───── Excerpted data

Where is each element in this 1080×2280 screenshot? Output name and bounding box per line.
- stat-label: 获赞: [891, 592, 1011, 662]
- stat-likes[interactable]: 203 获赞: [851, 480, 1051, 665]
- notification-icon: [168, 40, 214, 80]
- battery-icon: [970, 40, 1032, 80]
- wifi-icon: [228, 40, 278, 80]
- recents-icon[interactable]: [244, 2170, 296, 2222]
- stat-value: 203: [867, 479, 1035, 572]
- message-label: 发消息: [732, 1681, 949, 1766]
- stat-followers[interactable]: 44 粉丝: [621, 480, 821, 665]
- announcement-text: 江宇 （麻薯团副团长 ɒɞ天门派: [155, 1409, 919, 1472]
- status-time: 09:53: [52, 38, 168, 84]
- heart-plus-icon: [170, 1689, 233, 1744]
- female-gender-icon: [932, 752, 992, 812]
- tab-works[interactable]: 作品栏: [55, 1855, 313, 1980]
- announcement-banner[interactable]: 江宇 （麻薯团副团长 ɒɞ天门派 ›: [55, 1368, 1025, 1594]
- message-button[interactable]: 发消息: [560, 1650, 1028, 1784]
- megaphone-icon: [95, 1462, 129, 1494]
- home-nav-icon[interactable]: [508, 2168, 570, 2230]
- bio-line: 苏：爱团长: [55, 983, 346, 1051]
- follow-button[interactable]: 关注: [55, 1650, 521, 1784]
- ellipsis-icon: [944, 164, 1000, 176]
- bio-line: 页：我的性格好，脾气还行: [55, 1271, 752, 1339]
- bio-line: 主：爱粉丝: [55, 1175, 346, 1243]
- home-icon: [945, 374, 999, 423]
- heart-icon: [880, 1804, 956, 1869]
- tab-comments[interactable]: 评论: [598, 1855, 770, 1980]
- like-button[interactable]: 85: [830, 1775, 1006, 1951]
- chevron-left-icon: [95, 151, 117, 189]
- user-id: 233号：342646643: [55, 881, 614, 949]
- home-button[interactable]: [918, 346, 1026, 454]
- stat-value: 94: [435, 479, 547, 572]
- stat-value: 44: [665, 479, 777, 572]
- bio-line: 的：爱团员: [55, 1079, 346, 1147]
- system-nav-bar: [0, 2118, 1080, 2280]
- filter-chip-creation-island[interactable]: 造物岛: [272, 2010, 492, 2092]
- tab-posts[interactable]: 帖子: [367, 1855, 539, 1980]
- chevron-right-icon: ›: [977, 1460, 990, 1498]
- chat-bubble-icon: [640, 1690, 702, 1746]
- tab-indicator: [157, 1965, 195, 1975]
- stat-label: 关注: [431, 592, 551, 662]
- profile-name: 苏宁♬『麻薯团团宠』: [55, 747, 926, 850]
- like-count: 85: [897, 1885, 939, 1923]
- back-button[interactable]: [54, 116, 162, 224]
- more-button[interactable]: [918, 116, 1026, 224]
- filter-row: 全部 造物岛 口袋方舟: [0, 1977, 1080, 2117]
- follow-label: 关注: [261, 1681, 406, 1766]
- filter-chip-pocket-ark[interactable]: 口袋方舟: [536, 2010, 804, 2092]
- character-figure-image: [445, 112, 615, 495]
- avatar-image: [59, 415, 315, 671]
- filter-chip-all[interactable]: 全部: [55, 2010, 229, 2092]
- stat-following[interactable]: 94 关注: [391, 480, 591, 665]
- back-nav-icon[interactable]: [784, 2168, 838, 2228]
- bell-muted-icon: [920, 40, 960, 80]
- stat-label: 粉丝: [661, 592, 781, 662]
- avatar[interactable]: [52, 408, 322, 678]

──────────

Task prompt =
Reproduce the data above in full, substituting "stat-caption" for each occurrence of "stat-label" and leaving all other text unchanged.

Exercise response =
Where is each element in this 1080×2280 screenshot? Output name and bounding box per line.
- stat-caption: 获赞: [891, 592, 1011, 662]
- stat-likes[interactable]: 203 获赞: [851, 480, 1051, 665]
- notification-icon: [168, 40, 214, 80]
- battery-icon: [970, 40, 1032, 80]
- wifi-icon: [228, 40, 278, 80]
- recents-icon[interactable]: [244, 2170, 296, 2222]
- stat-value: 203: [867, 479, 1035, 572]
- message-label: 发消息: [732, 1681, 949, 1766]
- stat-followers[interactable]: 44 粉丝: [621, 480, 821, 665]
- announcement-text: 江宇 （麻薯团副团长 ɒɞ天门派: [155, 1409, 919, 1472]
- status-time: 09:53: [52, 38, 168, 84]
- heart-plus-icon: [170, 1689, 233, 1744]
- female-gender-icon: [932, 752, 992, 812]
- tab-works[interactable]: 作品栏: [55, 1855, 313, 1980]
- announcement-banner[interactable]: 江宇 （麻薯团副团长 ɒɞ天门派 ›: [55, 1368, 1025, 1594]
- message-button[interactable]: 发消息: [560, 1650, 1028, 1784]
- megaphone-icon: [95, 1462, 129, 1494]
- home-nav-icon[interactable]: [508, 2168, 570, 2230]
- bio-line: 苏：爱团长: [55, 983, 346, 1051]
- follow-button[interactable]: 关注: [55, 1650, 521, 1784]
- ellipsis-icon: [944, 164, 1000, 176]
- bio-line: 页：我的性格好，脾气还行: [55, 1271, 752, 1339]
- bio-line: 主：爱粉丝: [55, 1175, 346, 1243]
- home-icon: [945, 374, 999, 423]
- heart-icon: [880, 1804, 956, 1869]
- tab-comments[interactable]: 评论: [598, 1855, 770, 1980]
- like-button[interactable]: 85: [830, 1775, 1006, 1951]
- chevron-left-icon: [95, 151, 117, 189]
- user-id: 233号：342646643: [55, 881, 614, 949]
- home-button[interactable]: [918, 346, 1026, 454]
- stat-value: 94: [435, 479, 547, 572]
- stat-value: 44: [665, 479, 777, 572]
- bio-line: 的：爱团员: [55, 1079, 346, 1147]
- system-nav-bar: [0, 2118, 1080, 2280]
- filter-chip-creation-island[interactable]: 造物岛: [272, 2010, 492, 2092]
- tab-posts[interactable]: 帖子: [367, 1855, 539, 1980]
- chevron-right-icon: ›: [977, 1460, 990, 1498]
- chat-bubble-icon: [640, 1690, 702, 1746]
- tab-indicator: [157, 1965, 195, 1975]
- stat-caption: 关注: [431, 592, 551, 662]
- profile-name: 苏宁♬『麻薯团团宠』: [55, 747, 926, 850]
- like-count: 85: [897, 1885, 939, 1923]
- back-button[interactable]: [54, 116, 162, 224]
- more-button[interactable]: [918, 116, 1026, 224]
- filter-row: 全部 造物岛 口袋方舟: [0, 1977, 1080, 2117]
- follow-label: 关注: [261, 1681, 406, 1766]
- filter-chip-pocket-ark[interactable]: 口袋方舟: [536, 2010, 804, 2092]
- character-figure-image: [445, 112, 615, 495]
- avatar-image: [59, 415, 315, 671]
- filter-chip-all[interactable]: 全部: [55, 2010, 229, 2092]
- stat-following[interactable]: 94 关注: [391, 480, 591, 665]
- back-nav-icon[interactable]: [784, 2168, 838, 2228]
- bell-muted-icon: [920, 40, 960, 80]
- stat-caption: 粉丝: [661, 592, 781, 662]
- avatar[interactable]: [52, 408, 322, 678]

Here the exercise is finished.